Task to complete:
Below are some records; retype all of them exactly.

(Dataset listings of figures)
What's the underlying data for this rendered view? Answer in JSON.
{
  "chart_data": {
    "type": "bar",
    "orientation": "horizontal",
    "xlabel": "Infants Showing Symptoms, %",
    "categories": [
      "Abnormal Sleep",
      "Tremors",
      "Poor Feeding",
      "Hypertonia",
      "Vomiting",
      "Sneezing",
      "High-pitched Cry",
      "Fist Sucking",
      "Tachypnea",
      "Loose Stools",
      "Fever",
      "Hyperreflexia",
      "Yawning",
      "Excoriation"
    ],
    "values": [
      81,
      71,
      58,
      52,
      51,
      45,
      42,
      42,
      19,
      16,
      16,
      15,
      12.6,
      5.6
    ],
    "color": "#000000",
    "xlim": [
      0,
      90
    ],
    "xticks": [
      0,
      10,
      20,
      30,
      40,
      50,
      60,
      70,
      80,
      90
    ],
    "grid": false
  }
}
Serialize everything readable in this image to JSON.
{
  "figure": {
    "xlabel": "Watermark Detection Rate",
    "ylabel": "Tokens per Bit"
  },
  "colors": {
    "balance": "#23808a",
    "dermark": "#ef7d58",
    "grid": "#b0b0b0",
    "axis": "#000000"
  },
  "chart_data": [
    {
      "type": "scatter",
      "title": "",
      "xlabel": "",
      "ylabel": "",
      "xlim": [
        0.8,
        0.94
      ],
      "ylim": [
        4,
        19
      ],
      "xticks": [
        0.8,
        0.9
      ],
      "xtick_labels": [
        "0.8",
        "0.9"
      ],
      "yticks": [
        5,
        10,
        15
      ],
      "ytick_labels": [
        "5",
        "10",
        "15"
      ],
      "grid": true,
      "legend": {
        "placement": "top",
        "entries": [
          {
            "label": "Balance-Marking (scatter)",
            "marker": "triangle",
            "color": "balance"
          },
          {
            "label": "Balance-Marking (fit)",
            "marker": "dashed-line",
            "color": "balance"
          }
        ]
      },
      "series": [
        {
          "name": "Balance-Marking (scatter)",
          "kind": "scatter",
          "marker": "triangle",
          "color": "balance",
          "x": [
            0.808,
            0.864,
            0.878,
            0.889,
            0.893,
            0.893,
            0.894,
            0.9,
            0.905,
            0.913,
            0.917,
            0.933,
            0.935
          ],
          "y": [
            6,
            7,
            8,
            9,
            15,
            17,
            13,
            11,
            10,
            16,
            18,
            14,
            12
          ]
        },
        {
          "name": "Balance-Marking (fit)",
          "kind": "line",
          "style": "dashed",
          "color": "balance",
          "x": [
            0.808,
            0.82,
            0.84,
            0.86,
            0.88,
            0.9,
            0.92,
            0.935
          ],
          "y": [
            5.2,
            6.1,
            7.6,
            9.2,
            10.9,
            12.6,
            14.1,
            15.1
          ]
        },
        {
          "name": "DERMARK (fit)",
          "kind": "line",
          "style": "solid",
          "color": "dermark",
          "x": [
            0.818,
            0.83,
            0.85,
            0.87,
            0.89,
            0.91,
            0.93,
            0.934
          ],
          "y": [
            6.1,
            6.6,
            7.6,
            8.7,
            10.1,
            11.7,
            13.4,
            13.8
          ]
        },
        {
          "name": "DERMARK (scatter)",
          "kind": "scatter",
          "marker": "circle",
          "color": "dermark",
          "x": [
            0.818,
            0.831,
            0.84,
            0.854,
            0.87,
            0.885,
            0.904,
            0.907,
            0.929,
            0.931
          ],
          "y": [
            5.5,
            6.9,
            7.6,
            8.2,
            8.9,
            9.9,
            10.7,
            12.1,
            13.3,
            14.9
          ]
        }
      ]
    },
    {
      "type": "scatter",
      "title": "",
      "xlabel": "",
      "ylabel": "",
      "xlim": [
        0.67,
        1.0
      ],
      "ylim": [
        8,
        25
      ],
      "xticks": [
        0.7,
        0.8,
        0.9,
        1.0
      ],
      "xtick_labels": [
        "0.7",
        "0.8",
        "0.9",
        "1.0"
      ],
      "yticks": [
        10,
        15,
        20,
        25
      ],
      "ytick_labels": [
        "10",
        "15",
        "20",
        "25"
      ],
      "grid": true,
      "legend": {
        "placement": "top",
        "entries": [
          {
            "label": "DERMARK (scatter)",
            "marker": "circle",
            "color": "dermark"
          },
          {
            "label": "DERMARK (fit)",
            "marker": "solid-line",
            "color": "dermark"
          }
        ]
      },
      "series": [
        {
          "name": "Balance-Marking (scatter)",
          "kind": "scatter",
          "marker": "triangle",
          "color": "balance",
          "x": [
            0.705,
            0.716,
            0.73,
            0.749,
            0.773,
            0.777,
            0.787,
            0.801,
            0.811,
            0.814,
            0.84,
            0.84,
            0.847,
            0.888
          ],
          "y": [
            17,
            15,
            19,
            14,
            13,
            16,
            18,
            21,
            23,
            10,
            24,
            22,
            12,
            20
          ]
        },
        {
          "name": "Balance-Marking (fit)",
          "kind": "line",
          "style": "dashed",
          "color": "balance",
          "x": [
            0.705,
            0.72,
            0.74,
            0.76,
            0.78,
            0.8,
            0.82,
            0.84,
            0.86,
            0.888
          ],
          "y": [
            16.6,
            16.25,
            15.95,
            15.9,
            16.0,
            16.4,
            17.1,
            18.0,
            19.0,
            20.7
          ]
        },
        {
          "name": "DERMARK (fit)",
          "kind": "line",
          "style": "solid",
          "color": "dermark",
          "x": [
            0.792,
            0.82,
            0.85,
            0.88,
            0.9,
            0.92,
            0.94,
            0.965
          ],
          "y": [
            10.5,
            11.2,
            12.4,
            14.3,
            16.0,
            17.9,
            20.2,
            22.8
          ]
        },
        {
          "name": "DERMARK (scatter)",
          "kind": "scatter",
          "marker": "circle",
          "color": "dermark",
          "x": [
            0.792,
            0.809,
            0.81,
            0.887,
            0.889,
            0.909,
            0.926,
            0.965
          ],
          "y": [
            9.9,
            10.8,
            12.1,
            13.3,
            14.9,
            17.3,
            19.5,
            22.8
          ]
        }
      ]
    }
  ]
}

The solution:
What's the underlying data for this rendered view? Answer in JSON.
{
  "chart_data": {
    "type": "bar",
    "orientation": "horizontal",
    "xlabel": "Infants Showing Symptoms, %",
    "categories": [
      "Abnormal Sleep",
      "Tremors",
      "Poor Feeding",
      "Hypertonia",
      "Vomiting",
      "Sneezing",
      "High-pitched Cry",
      "Fist Sucking",
      "Tachypnea",
      "Loose Stools",
      "Fever",
      "Hyperreflexia",
      "Yawning",
      "Excoriation"
    ],
    "values": [
      81,
      71,
      58,
      52,
      51,
      45,
      42,
      42,
      19,
      16,
      16,
      15,
      12.6,
      5.6
    ],
    "color": "#000000",
    "xlim": [
      0,
      90
    ],
    "xticks": [
      0,
      10,
      20,
      30,
      40,
      50,
      60,
      70,
      80,
      90
    ],
    "grid": false
  }
}
Serialize everything readable in this image to JSON.
{
  "figure": {
    "xlabel": "Watermark Detection Rate",
    "ylabel": "Tokens per Bit"
  },
  "colors": {
    "balance": "#23808a",
    "dermark": "#ef7d58",
    "grid": "#b0b0b0",
    "axis": "#000000"
  },
  "chart_data": [
    {
      "type": "scatter",
      "title": "",
      "xlabel": "",
      "ylabel": "",
      "xlim": [
        0.8,
        0.94
      ],
      "ylim": [
        4,
        19
      ],
      "xticks": [
        0.8,
        0.9
      ],
      "xtick_labels": [
        "0.8",
        "0.9"
      ],
      "yticks": [
        5,
        10,
        15
      ],
      "ytick_labels": [
        "5",
        "10",
        "15"
      ],
      "grid": true,
      "legend": {
        "placement": "top",
        "entries": [
          {
            "label": "Balance-Marking (scatter)",
            "marker": "triangle",
            "color": "balance"
          },
          {
            "label": "Balance-Marking (fit)",
            "marker": "dashed-line",
            "color": "balance"
          }
        ]
      },
      "series": [
        {
          "name": "Balance-Marking (scatter)",
          "kind": "scatter",
          "marker": "triangle",
          "color": "balance",
          "x": [
            0.808,
            0.864,
            0.878,
            0.889,
            0.893,
            0.893,
            0.894,
            0.9,
            0.905,
            0.913,
            0.917,
            0.933,
            0.935
          ],
          "y": [
            6,
            7,
            8,
            9,
            15,
            17,
            13,
            11,
            10,
            16,
            18,
            14,
            12
          ]
        },
        {
          "name": "Balance-Marking (fit)",
          "kind": "line",
          "style": "dashed",
          "color": "balance",
          "x": [
            0.808,
            0.82,
            0.84,
            0.86,
            0.88,
            0.9,
            0.92,
            0.935
          ],
          "y": [
            5.2,
            6.1,
            7.6,
            9.2,
            10.9,
            12.6,
            14.1,
            15.1
          ]
        },
        {
          "name": "DERMARK (fit)",
          "kind": "line",
          "style": "solid",
          "color": "dermark",
          "x": [
            0.818,
            0.83,
            0.85,
            0.87,
            0.89,
            0.91,
            0.93,
            0.934
          ],
          "y": [
            6.1,
            6.6,
            7.6,
            8.7,
            10.1,
            11.7,
            13.4,
            13.8
          ]
        },
        {
          "name": "DERMARK (scatter)",
          "kind": "scatter",
          "marker": "circle",
          "color": "dermark",
          "x": [
            0.818,
            0.831,
            0.84,
            0.854,
            0.87,
            0.885,
            0.904,
            0.907,
            0.929,
            0.931
          ],
          "y": [
            5.5,
            6.9,
            7.6,
            8.2,
            8.9,
            9.9,
            10.7,
            12.1,
            13.3,
            14.9
          ]
        }
      ]
    },
    {
      "type": "scatter",
      "title": "",
      "xlabel": "",
      "ylabel": "",
      "xlim": [
        0.67,
        1.0
      ],
      "ylim": [
        8,
        25
      ],
      "xticks": [
        0.7,
        0.8,
        0.9,
        1.0
      ],
      "xtick_labels": [
        "0.7",
        "0.8",
        "0.9",
        "1.0"
      ],
      "yticks": [
        10,
        15,
        20,
        25
      ],
      "ytick_labels": [
        "10",
        "15",
        "20",
        "25"
      ],
      "grid": true,
      "legend": {
        "placement": "top",
        "entries": [
          {
            "label": "DERMARK (scatter)",
            "marker": "circle",
            "color": "dermark"
          },
          {
            "label": "DERMARK (fit)",
            "marker": "solid-line",
            "color": "dermark"
          }
        ]
      },
      "series": [
        {
          "name": "Balance-Marking (scatter)",
          "kind": "scatter",
          "marker": "triangle",
          "color": "balance",
          "x": [
            0.705,
            0.716,
            0.73,
            0.749,
            0.773,
            0.777,
            0.787,
            0.801,
            0.811,
            0.814,
            0.84,
            0.84,
            0.847,
            0.888
          ],
          "y": [
            17,
            15,
            19,
            14,
            13,
            16,
            18,
            21,
            23,
            10,
            24,
            22,
            12,
            20
          ]
        },
        {
          "name": "Balance-Marking (fit)",
          "kind": "line",
          "style": "dashed",
          "color": "balance",
          "x": [
            0.705,
            0.72,
            0.74,
            0.76,
            0.78,
            0.8,
            0.82,
            0.84,
            0.86,
            0.888
          ],
          "y": [
            16.6,
            16.25,
            15.95,
            15.9,
            16.0,
            16.4,
            17.1,
            18.0,
            19.0,
            20.7
          ]
        },
        {
          "name": "DERMARK (fit)",
          "kind": "line",
          "style": "solid",
          "color": "dermark",
          "x": [
            0.792,
            0.82,
            0.85,
            0.88,
            0.9,
            0.92,
            0.94,
            0.965
          ],
          "y": [
            10.5,
            11.2,
            12.4,
            14.3,
            16.0,
            17.9,
            20.2,
            22.8
          ]
        },
        {
          "name": "DERMARK (scatter)",
          "kind": "scatter",
          "marker": "circle",
          "color": "dermark",
          "x": [
            0.792,
            0.809,
            0.81,
            0.887,
            0.889,
            0.909,
            0.926,
            0.965
          ],
          "y": [
            9.9,
            10.8,
            12.1,
            13.3,
            14.9,
            17.3,
            19.5,
            22.8
          ]
        }
      ]
    }
  ]
}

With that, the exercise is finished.